PROBLEM - Output an exact reproduction of the data.

THE INPUT -
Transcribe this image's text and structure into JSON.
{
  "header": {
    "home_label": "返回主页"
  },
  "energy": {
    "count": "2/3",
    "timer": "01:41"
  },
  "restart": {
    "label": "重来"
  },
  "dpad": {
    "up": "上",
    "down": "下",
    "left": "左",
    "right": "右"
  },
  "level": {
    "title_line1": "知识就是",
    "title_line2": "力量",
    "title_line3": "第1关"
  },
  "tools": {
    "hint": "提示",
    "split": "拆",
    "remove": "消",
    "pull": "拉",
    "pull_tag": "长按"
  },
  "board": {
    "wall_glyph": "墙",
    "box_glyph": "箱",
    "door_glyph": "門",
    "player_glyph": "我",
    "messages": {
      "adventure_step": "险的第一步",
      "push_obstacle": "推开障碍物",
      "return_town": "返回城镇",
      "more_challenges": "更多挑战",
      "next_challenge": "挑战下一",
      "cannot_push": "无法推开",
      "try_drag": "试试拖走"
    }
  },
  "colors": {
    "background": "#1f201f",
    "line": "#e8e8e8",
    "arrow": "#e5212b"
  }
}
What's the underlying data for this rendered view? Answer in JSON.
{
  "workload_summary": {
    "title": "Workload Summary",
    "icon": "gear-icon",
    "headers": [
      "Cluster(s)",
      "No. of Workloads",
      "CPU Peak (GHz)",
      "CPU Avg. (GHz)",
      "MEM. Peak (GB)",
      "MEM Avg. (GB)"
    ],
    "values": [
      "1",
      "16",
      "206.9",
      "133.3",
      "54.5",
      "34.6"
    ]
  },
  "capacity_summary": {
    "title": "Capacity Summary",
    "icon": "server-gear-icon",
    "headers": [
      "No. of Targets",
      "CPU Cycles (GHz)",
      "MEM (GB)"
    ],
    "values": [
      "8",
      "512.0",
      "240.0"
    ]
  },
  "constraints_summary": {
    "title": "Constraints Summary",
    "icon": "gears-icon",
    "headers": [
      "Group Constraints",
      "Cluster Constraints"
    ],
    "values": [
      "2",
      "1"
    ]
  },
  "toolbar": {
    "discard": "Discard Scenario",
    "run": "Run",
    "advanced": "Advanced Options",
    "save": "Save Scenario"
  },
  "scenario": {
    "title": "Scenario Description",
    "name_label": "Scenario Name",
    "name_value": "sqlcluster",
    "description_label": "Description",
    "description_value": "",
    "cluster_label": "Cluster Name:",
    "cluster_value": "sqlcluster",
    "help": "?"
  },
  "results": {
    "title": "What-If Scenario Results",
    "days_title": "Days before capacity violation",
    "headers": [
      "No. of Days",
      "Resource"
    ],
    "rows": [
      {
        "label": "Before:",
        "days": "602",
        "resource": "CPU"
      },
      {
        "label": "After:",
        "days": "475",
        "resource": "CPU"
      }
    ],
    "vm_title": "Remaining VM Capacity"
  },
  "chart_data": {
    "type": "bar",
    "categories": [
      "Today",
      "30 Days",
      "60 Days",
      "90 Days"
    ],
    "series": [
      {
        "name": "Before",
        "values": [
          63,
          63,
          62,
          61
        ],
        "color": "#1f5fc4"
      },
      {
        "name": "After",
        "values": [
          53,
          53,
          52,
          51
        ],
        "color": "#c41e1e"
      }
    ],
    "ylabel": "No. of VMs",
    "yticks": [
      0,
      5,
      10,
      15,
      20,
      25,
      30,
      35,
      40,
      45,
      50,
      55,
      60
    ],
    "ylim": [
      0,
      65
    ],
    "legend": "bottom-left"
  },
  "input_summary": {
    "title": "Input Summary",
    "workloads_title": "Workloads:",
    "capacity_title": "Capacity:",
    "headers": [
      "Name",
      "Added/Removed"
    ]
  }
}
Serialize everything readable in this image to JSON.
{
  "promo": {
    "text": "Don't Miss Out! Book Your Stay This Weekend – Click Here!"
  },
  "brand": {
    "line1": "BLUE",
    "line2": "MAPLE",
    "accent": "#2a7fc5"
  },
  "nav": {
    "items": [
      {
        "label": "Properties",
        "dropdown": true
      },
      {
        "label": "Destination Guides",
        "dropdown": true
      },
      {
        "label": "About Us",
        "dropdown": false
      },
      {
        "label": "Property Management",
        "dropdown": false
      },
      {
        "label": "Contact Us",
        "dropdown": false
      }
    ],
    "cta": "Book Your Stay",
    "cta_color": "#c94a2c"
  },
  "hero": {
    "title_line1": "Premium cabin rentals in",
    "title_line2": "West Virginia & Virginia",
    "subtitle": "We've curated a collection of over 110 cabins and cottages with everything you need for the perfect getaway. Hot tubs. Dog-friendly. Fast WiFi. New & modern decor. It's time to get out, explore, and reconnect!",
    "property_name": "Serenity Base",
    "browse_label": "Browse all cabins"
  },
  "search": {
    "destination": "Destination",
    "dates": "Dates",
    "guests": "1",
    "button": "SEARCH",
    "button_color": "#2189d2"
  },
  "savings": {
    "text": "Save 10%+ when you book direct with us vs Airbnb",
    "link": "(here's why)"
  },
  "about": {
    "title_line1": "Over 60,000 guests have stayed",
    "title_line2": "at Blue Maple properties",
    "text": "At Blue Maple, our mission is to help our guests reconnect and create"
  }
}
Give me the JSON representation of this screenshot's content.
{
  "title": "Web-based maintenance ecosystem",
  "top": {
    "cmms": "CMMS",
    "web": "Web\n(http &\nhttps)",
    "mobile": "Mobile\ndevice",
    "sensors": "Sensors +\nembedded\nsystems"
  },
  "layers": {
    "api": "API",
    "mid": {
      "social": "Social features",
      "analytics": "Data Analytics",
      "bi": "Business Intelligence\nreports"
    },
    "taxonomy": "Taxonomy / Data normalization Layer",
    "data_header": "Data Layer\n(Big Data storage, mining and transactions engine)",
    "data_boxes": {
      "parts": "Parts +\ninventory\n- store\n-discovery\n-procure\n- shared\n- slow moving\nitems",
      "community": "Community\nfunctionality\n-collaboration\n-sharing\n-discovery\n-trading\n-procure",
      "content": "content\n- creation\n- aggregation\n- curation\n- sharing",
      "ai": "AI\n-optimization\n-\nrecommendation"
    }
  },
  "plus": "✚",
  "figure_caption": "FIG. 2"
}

WRITTEN ANSWER -
Transcribe this image's text and structure into JSON.
{
  "header": {
    "home_label": "返回主页"
  },
  "energy": {
    "count": "2/3",
    "timer": "01:41"
  },
  "restart": {
    "label": "重来"
  },
  "dpad": {
    "up": "上",
    "down": "下",
    "left": "左",
    "right": "右"
  },
  "level": {
    "title_line1": "知识就是",
    "title_line2": "力量",
    "title_line3": "第1关"
  },
  "tools": {
    "hint": "提示",
    "split": "拆",
    "remove": "消",
    "pull": "拉",
    "pull_tag": "长按"
  },
  "board": {
    "wall_glyph": "墙",
    "box_glyph": "箱",
    "door_glyph": "門",
    "player_glyph": "我",
    "messages": {
      "adventure_step": "险的第一步",
      "push_obstacle": "推开障碍物",
      "return_town": "返回城镇",
      "more_challenges": "更多挑战",
      "next_challenge": "挑战下一",
      "cannot_push": "无法推开",
      "try_drag": "试试拖走"
    }
  },
  "colors": {
    "background": "#1f201f",
    "line": "#e8e8e8",
    "arrow": "#e5212b"
  }
}
What's the underlying data for this rendered view? Answer in JSON.
{
  "workload_summary": {
    "title": "Workload Summary",
    "icon": "gear-icon",
    "headers": [
      "Cluster(s)",
      "No. of Workloads",
      "CPU Peak (GHz)",
      "CPU Avg. (GHz)",
      "MEM. Peak (GB)",
      "MEM Avg. (GB)"
    ],
    "values": [
      "1",
      "16",
      "206.9",
      "133.3",
      "54.5",
      "34.6"
    ]
  },
  "capacity_summary": {
    "title": "Capacity Summary",
    "icon": "server-gear-icon",
    "headers": [
      "No. of Targets",
      "CPU Cycles (GHz)",
      "MEM (GB)"
    ],
    "values": [
      "8",
      "512.0",
      "240.0"
    ]
  },
  "constraints_summary": {
    "title": "Constraints Summary",
    "icon": "gears-icon",
    "headers": [
      "Group Constraints",
      "Cluster Constraints"
    ],
    "values": [
      "2",
      "1"
    ]
  },
  "toolbar": {
    "discard": "Discard Scenario",
    "run": "Run",
    "advanced": "Advanced Options",
    "save": "Save Scenario"
  },
  "scenario": {
    "title": "Scenario Description",
    "name_label": "Scenario Name",
    "name_value": "sqlcluster",
    "description_label": "Description",
    "description_value": "",
    "cluster_label": "Cluster Name:",
    "cluster_value": "sqlcluster",
    "help": "?"
  },
  "results": {
    "title": "What-If Scenario Results",
    "days_title": "Days before capacity violation",
    "headers": [
      "No. of Days",
      "Resource"
    ],
    "rows": [
      {
        "label": "Before:",
        "days": "602",
        "resource": "CPU"
      },
      {
        "label": "After:",
        "days": "475",
        "resource": "CPU"
      }
    ],
    "vm_title": "Remaining VM Capacity"
  },
  "chart_data": {
    "type": "bar",
    "categories": [
      "Today",
      "30 Days",
      "60 Days",
      "90 Days"
    ],
    "series": [
      {
        "name": "Before",
        "values": [
          63,
          63,
          62,
          61
        ],
        "color": "#1f5fc4"
      },
      {
        "name": "After",
        "values": [
          53,
          53,
          52,
          51
        ],
        "color": "#c41e1e"
      }
    ],
    "ylabel": "No. of VMs",
    "yticks": [
      0,
      5,
      10,
      15,
      20,
      25,
      30,
      35,
      40,
      45,
      50,
      55,
      60
    ],
    "ylim": [
      0,
      65
    ],
    "legend": "bottom-left"
  },
  "input_summary": {
    "title": "Input Summary",
    "workloads_title": "Workloads:",
    "capacity_title": "Capacity:",
    "headers": [
      "Name",
      "Added/Removed"
    ]
  }
}
Serialize everything readable in this image to JSON.
{
  "promo": {
    "text": "Don't Miss Out! Book Your Stay This Weekend – Click Here!"
  },
  "brand": {
    "line1": "BLUE",
    "line2": "MAPLE",
    "accent": "#2a7fc5"
  },
  "nav": {
    "items": [
      {
        "label": "Properties",
        "dropdown": true
      },
      {
        "label": "Destination Guides",
        "dropdown": true
      },
      {
        "label": "About Us",
        "dropdown": false
      },
      {
        "label": "Property Management",
        "dropdown": false
      },
      {
        "label": "Contact Us",
        "dropdown": false
      }
    ],
    "cta": "Book Your Stay",
    "cta_color": "#c94a2c"
  },
  "hero": {
    "title_line1": "Premium cabin rentals in",
    "title_line2": "West Virginia & Virginia",
    "subtitle": "We've curated a collection of over 110 cabins and cottages with everything you need for the perfect getaway. Hot tubs. Dog-friendly. Fast WiFi. New & modern decor. It's time to get out, explore, and reconnect!",
    "property_name": "Serenity Base",
    "browse_label": "Browse all cabins"
  },
  "search": {
    "destination": "Destination",
    "dates": "Dates",
    "guests": "1",
    "button": "SEARCH",
    "button_color": "#2189d2"
  },
  "savings": {
    "text": "Save 10%+ when you book direct with us vs Airbnb",
    "link": "(here's why)"
  },
  "about": {
    "title_line1": "Over 60,000 guests have stayed",
    "title_line2": "at Blue Maple properties",
    "text": "At Blue Maple, our mission is to help our guests reconnect and create"
  }
}
Give me the JSON representation of this screenshot's content.
{
  "title": "Web-based maintenance ecosystem",
  "top": {
    "cmms": "CMMS",
    "web": "Web\n(http &\nhttps)",
    "mobile": "Mobile\ndevice",
    "sensors": "Sensors +\nembedded\nsystems"
  },
  "layers": {
    "api": "API",
    "mid": {
      "social": "Social features",
      "analytics": "Data Analytics",
      "bi": "Business Intelligence\nreports"
    },
    "taxonomy": "Taxonomy / Data normalization Layer",
    "data_header": "Data Layer\n(Big Data storage, mining and transactions engine)",
    "data_boxes": {
      "parts": "Parts +\ninventory\n- store\n-discovery\n-procure\n- shared\n- slow moving\nitems",
      "community": "Community\nfunctionality\n-collaboration\n-sharing\n-discovery\n-trading\n-procure",
      "content": "content\n- creation\n- aggregation\n- curation\n- sharing",
      "ai": "AI\n-optimization\n-\nrecommendation"
    }
  },
  "plus": "✚",
  "figure_caption": "FIG. 2"
}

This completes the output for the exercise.